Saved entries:
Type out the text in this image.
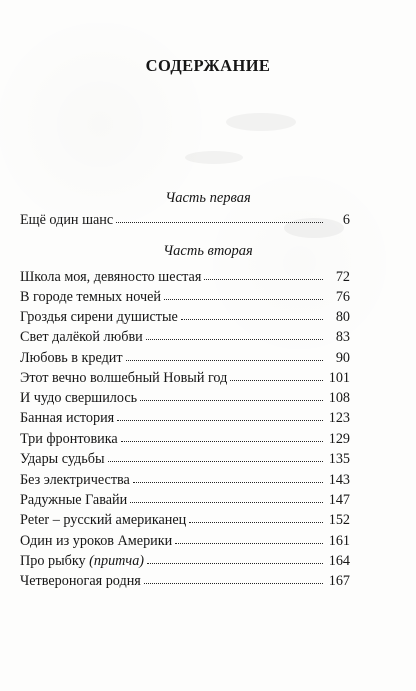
СОДЕРЖАНИЕ
Часть первая
Ещё один шанс	6
Часть вторая
Школа моя, девяносто шестая	72
В городе темных ночей	76
Гроздья сирени душистые	80
Свет далёкой любви	83
Любовь в кредит	90
Этот вечно волшебный Новый год	101
И чудо свершилось	108
Банная история	123
Три фронтовика	129
Удары судьбы	135
Без электричества	143
Радужные Гавайи	147
Peter – русский американец	152
Один из уроков Америки	161
Про рыбку (притча)	164
Четвероногая родня	167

» **What is being asked**: Copy everything in the records above except the pictures, exactly as written.

» **Task solution**:
Type out the text in this image.
СОДЕРЖАНИЕ
Часть первая
Ещё один шанс	6
Часть вторая
Школа моя, девяносто шестая	72
В городе темных ночей	76
Гроздья сирени душистые	80
Свет далёкой любви	83
Любовь в кредит	90
Этот вечно волшебный Новый год	101
И чудо свершилось	108
Банная история	123
Три фронтовика	129
Удары судьбы	135
Без электричества	143
Радужные Гавайи	147
Peter – русский американец	152
Один из уроков Америки	161
Про рыбку (притча)	164
Четвероногая родня	167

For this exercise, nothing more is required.